• _Task details_:
Copy out all the lines where "that" shows up.

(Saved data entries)
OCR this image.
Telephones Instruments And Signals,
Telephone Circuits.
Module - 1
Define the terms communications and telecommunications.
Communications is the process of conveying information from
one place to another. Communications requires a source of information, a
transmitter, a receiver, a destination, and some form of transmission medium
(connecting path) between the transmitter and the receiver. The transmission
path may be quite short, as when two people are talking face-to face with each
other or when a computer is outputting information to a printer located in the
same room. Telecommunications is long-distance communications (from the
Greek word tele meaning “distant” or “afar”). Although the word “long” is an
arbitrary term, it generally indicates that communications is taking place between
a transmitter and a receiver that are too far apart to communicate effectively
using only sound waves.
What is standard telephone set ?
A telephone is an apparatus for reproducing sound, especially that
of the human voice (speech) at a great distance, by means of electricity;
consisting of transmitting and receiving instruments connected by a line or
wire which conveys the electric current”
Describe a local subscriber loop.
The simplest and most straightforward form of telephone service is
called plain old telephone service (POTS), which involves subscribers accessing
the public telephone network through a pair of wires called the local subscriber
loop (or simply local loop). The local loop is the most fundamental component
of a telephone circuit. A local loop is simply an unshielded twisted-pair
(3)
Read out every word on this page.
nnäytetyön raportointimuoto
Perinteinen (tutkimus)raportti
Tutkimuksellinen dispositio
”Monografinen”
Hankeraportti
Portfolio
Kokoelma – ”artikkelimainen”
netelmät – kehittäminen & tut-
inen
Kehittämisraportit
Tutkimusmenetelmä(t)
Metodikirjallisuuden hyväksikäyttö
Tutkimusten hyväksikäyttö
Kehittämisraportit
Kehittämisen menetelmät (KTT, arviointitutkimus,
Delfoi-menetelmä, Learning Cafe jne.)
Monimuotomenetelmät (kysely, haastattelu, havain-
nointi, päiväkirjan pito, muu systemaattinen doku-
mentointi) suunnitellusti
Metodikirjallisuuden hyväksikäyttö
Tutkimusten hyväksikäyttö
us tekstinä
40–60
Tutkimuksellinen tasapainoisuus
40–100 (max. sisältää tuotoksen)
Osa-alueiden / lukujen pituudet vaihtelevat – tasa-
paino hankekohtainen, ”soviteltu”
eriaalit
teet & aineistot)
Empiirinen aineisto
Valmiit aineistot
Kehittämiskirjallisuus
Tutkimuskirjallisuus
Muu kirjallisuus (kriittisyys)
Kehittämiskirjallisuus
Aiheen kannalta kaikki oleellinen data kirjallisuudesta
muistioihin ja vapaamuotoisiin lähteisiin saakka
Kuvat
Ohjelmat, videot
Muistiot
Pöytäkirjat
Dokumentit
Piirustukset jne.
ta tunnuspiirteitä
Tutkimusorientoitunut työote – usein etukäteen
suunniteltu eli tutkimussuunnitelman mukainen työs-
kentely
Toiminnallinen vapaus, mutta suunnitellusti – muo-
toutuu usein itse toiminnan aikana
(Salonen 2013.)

• _Final result_:
arbitrary term, it generally indicates that communications is taking place between
a transmitter and a receiver that are too far apart to communicate effectively
A telephone is an apparatus for reproducing sound, especially that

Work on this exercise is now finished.